<<<<

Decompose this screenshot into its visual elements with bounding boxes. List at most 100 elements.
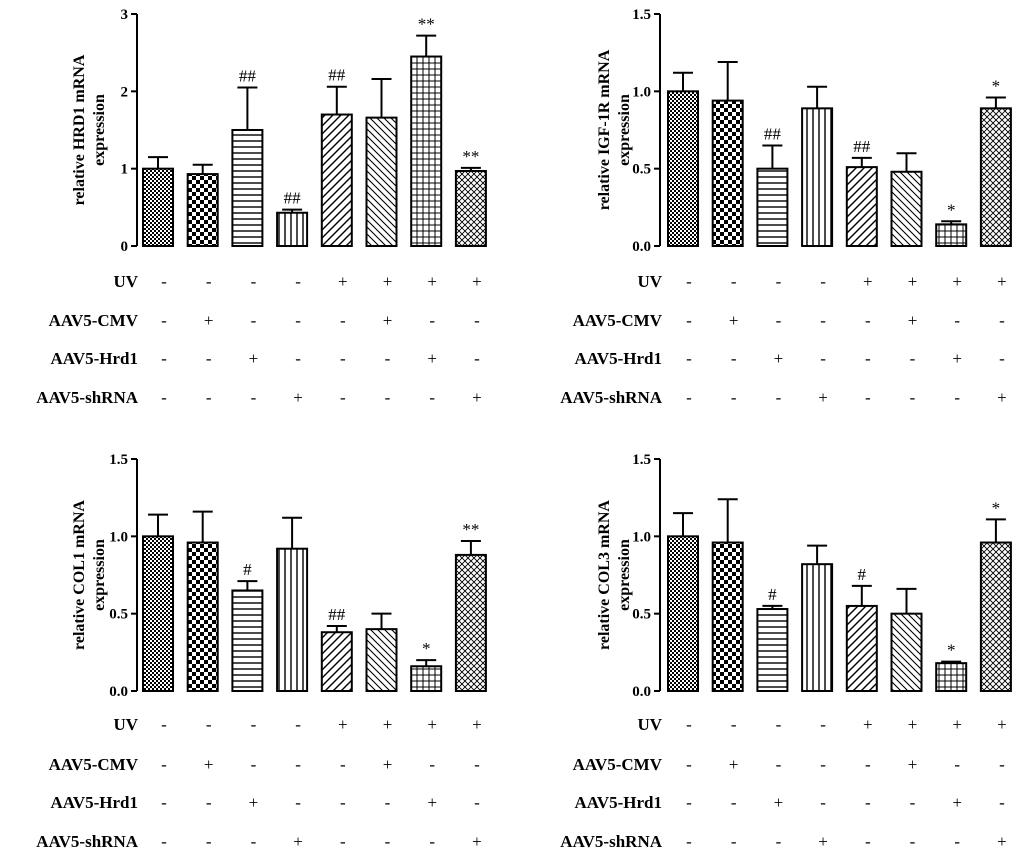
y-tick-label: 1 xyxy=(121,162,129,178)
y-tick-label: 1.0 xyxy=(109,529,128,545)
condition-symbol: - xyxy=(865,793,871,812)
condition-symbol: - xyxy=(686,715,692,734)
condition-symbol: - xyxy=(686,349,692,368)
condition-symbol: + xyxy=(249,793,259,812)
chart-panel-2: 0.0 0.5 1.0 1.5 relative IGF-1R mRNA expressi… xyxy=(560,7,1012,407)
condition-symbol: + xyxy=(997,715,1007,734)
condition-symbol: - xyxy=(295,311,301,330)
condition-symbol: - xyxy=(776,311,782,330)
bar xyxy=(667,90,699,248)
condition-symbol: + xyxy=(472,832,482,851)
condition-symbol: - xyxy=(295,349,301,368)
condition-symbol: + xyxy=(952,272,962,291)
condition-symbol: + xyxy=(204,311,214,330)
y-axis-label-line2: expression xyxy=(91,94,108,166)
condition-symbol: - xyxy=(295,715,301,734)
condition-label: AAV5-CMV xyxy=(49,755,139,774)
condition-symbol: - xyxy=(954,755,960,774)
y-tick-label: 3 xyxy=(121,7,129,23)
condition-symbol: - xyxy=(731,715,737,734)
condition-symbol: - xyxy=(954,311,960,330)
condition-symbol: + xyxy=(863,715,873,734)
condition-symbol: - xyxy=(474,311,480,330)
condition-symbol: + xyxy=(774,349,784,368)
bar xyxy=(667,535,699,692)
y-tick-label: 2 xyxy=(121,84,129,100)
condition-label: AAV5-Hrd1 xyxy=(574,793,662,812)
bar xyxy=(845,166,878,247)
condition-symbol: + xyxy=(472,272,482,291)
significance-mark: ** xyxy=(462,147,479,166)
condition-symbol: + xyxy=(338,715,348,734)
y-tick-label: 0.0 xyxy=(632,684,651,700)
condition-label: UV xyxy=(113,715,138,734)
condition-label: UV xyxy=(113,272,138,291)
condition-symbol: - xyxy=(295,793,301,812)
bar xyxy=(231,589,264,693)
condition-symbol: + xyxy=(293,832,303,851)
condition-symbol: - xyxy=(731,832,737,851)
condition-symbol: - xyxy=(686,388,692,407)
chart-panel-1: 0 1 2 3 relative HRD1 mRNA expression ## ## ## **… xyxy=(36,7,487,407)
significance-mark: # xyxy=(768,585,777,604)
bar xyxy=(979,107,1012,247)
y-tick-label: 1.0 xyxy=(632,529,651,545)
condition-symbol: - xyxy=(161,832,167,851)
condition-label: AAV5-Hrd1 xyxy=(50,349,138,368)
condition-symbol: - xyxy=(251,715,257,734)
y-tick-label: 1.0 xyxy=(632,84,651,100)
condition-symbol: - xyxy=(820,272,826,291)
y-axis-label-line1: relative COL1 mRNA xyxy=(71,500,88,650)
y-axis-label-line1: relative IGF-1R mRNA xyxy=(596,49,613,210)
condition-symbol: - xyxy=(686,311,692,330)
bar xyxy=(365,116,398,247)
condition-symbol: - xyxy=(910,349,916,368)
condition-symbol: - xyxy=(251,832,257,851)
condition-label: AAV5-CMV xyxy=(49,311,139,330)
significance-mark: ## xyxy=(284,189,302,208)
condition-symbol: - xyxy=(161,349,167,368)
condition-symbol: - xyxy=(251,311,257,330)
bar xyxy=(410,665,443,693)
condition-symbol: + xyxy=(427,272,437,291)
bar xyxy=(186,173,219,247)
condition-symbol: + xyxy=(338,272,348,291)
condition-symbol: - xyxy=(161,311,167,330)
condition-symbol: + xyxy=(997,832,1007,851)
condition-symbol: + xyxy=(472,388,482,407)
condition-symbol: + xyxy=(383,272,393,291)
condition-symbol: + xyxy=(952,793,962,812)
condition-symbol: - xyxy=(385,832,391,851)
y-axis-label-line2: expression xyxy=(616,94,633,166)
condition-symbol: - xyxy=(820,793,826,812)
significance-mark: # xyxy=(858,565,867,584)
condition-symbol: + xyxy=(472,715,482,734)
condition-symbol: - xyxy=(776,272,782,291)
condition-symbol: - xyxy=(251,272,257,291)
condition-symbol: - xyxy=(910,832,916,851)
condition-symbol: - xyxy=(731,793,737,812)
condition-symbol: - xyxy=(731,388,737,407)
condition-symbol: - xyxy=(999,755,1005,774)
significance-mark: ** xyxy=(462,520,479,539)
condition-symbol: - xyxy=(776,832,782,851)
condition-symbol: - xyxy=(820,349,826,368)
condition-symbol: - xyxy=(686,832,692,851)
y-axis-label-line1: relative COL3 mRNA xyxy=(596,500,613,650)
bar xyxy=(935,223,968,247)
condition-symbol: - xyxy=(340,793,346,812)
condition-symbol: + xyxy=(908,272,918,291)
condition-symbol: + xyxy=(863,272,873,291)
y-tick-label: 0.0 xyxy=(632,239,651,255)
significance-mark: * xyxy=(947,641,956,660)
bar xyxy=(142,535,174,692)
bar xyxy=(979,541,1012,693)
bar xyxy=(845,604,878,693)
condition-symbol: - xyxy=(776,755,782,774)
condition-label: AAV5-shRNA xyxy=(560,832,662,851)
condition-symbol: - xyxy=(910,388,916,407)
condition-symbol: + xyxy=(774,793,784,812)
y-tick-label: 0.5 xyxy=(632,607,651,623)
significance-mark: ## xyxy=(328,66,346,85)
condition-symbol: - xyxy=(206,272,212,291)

>>>>

■ TASK ITEM ■
Return all records above verbatim without their pictures.

■ WRITTEN RESPONSE ■
Decompose this screenshot into its visual elements with bounding boxes. List at most 100 elements.
y-tick-label: 1 xyxy=(121,162,129,178)
y-tick-label: 1.0 xyxy=(109,529,128,545)
condition-symbol: - xyxy=(865,793,871,812)
condition-symbol: - xyxy=(686,715,692,734)
condition-symbol: - xyxy=(686,349,692,368)
condition-symbol: + xyxy=(249,793,259,812)
chart-panel-2: 0.0 0.5 1.0 1.5 relative IGF-1R mRNA expressi… xyxy=(560,7,1012,407)
condition-symbol: + xyxy=(997,715,1007,734)
condition-symbol: - xyxy=(295,311,301,330)
condition-symbol: - xyxy=(776,311,782,330)
bar xyxy=(667,90,699,248)
condition-symbol: + xyxy=(472,832,482,851)
condition-symbol: - xyxy=(295,349,301,368)
condition-symbol: + xyxy=(952,272,962,291)
condition-symbol: + xyxy=(204,311,214,330)
y-axis-label-line2: expression xyxy=(91,94,108,166)
condition-symbol: - xyxy=(295,715,301,734)
condition-label: AAV5-CMV xyxy=(49,755,139,774)
condition-symbol: - xyxy=(954,755,960,774)
y-tick-label: 3 xyxy=(121,7,129,23)
condition-symbol: - xyxy=(731,715,737,734)
condition-symbol: - xyxy=(954,311,960,330)
condition-symbol: + xyxy=(863,715,873,734)
condition-symbol: - xyxy=(474,311,480,330)
condition-symbol: + xyxy=(774,349,784,368)
bar xyxy=(667,535,699,692)
y-tick-label: 2 xyxy=(121,84,129,100)
condition-label: AAV5-Hrd1 xyxy=(574,793,662,812)
bar xyxy=(845,166,878,247)
condition-symbol: + xyxy=(472,272,482,291)
significance-mark: ** xyxy=(462,147,479,166)
condition-symbol: + xyxy=(338,715,348,734)
y-tick-label: 0.0 xyxy=(632,684,651,700)
condition-label: UV xyxy=(113,715,138,734)
condition-label: UV xyxy=(113,272,138,291)
condition-symbol: - xyxy=(295,793,301,812)
bar xyxy=(231,589,264,693)
condition-symbol: + xyxy=(293,832,303,851)
condition-symbol: - xyxy=(731,832,737,851)
condition-symbol: - xyxy=(686,388,692,407)
chart-panel-1: 0 1 2 3 relative HRD1 mRNA expression ## ## ## **… xyxy=(36,7,487,407)
significance-mark: # xyxy=(768,585,777,604)
bar xyxy=(979,107,1012,247)
y-tick-label: 1.0 xyxy=(632,529,651,545)
condition-symbol: - xyxy=(161,832,167,851)
condition-label: AAV5-Hrd1 xyxy=(50,349,138,368)
condition-symbol: - xyxy=(251,715,257,734)
y-tick-label: 1.0 xyxy=(632,84,651,100)
condition-symbol: - xyxy=(820,272,826,291)
y-axis-label-line1: relative COL1 mRNA xyxy=(71,500,88,650)
y-axis-label-line1: relative IGF-1R mRNA xyxy=(596,49,613,210)
condition-symbol: - xyxy=(686,311,692,330)
bar xyxy=(365,116,398,247)
condition-symbol: - xyxy=(910,349,916,368)
condition-symbol: - xyxy=(251,832,257,851)
condition-label: AAV5-CMV xyxy=(49,311,139,330)
significance-mark: ## xyxy=(284,189,302,208)
condition-symbol: - xyxy=(161,349,167,368)
condition-symbol: - xyxy=(251,311,257,330)
bar xyxy=(410,665,443,693)
condition-symbol: + xyxy=(427,272,437,291)
bar xyxy=(186,173,219,247)
condition-symbol: + xyxy=(338,272,348,291)
condition-symbol: - xyxy=(161,311,167,330)
condition-symbol: + xyxy=(997,832,1007,851)
condition-symbol: + xyxy=(472,388,482,407)
condition-symbol: + xyxy=(383,272,393,291)
condition-symbol: + xyxy=(952,793,962,812)
condition-symbol: - xyxy=(385,832,391,851)
y-axis-label-line2: expression xyxy=(616,94,633,166)
condition-symbol: - xyxy=(820,793,826,812)
significance-mark: # xyxy=(858,565,867,584)
condition-symbol: + xyxy=(472,715,482,734)
condition-symbol: - xyxy=(776,272,782,291)
condition-symbol: - xyxy=(251,272,257,291)
condition-symbol: - xyxy=(910,832,916,851)
condition-symbol: - xyxy=(731,793,737,812)
condition-symbol: - xyxy=(731,388,737,407)
condition-symbol: - xyxy=(999,755,1005,774)
significance-mark: ** xyxy=(462,520,479,539)
condition-symbol: - xyxy=(776,832,782,851)
condition-symbol: - xyxy=(820,349,826,368)
condition-symbol: - xyxy=(686,832,692,851)
y-axis-label-line1: relative COL3 mRNA xyxy=(596,500,613,650)
bar xyxy=(935,223,968,247)
condition-symbol: - xyxy=(340,793,346,812)
condition-symbol: + xyxy=(908,272,918,291)
condition-symbol: + xyxy=(863,272,873,291)
y-tick-label: 0.0 xyxy=(632,239,651,255)
significance-mark: * xyxy=(947,641,956,660)
bar xyxy=(142,535,174,692)
bar xyxy=(979,541,1012,693)
bar xyxy=(845,604,878,693)
condition-symbol: - xyxy=(776,755,782,774)
condition-label: AAV5-shRNA xyxy=(560,832,662,851)
condition-symbol: - xyxy=(910,388,916,407)
condition-symbol: + xyxy=(774,793,784,812)
y-tick-label: 0.5 xyxy=(632,607,651,623)
significance-mark: ## xyxy=(328,66,346,85)
condition-symbol: - xyxy=(206,272,212,291)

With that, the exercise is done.